Begin Data extract

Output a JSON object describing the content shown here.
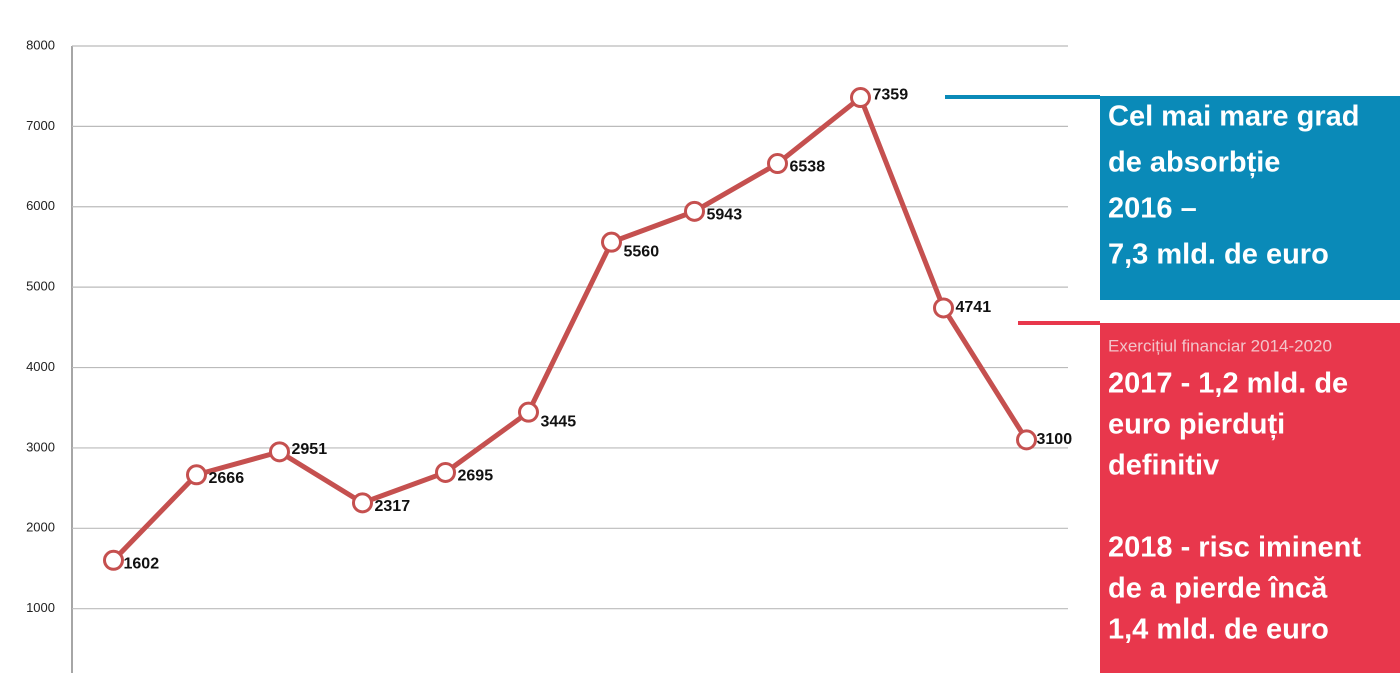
{
  "chart_data": {
    "type": "line",
    "categories": [
      null,
      null,
      null,
      null,
      null,
      null,
      null,
      null,
      null,
      null,
      null,
      null
    ],
    "series": [
      {
        "color": "#c5504f",
        "values": [
          1602,
          2666,
          2951,
          2317,
          2695,
          3445,
          5560,
          5943,
          6538,
          7359,
          4741,
          3100
        ]
      }
    ],
    "ylim": [
      200,
      8000
    ],
    "yticks": [
      1000,
      2000,
      3000,
      4000,
      5000,
      6000,
      7000,
      8000
    ],
    "grid": true,
    "annotations": [
      {
        "color": "#0a8ab8",
        "lines": [
          "Cel mai mare grad",
          "de absorbție",
          "2016 –",
          "7,3 mld. de euro"
        ]
      },
      {
        "color": "#e8374c",
        "lines": [
          "Exercițiul financiar 2014-2020",
          "2017  - 1,2 mld. de",
          "euro pierduți",
          "definitiv",
          "",
          "2018 - risc iminent",
          "de a pierde încă",
          "1,4 mld. de euro"
        ]
      }
    ]
  }
}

End Data extract

▶ [Exercise instructions] Pictures are to be left out; the records above must be repeated word for word.

▶ [Completed task]
Output a JSON object describing the content shown here.
{
  "chart_data": {
    "type": "line",
    "categories": [
      null,
      null,
      null,
      null,
      null,
      null,
      null,
      null,
      null,
      null,
      null,
      null
    ],
    "series": [
      {
        "color": "#c5504f",
        "values": [
          1602,
          2666,
          2951,
          2317,
          2695,
          3445,
          5560,
          5943,
          6538,
          7359,
          4741,
          3100
        ]
      }
    ],
    "ylim": [
      200,
      8000
    ],
    "yticks": [
      1000,
      2000,
      3000,
      4000,
      5000,
      6000,
      7000,
      8000
    ],
    "grid": true,
    "annotations": [
      {
        "color": "#0a8ab8",
        "lines": [
          "Cel mai mare grad",
          "de absorbție",
          "2016 –",
          "7,3 mld. de euro"
        ]
      },
      {
        "color": "#e8374c",
        "lines": [
          "Exercițiul financiar 2014-2020",
          "2017  - 1,2 mld. de",
          "euro pierduți",
          "definitiv",
          "",
          "2018 - risc iminent",
          "de a pierde încă",
          "1,4 mld. de euro"
        ]
      }
    ]
  }
}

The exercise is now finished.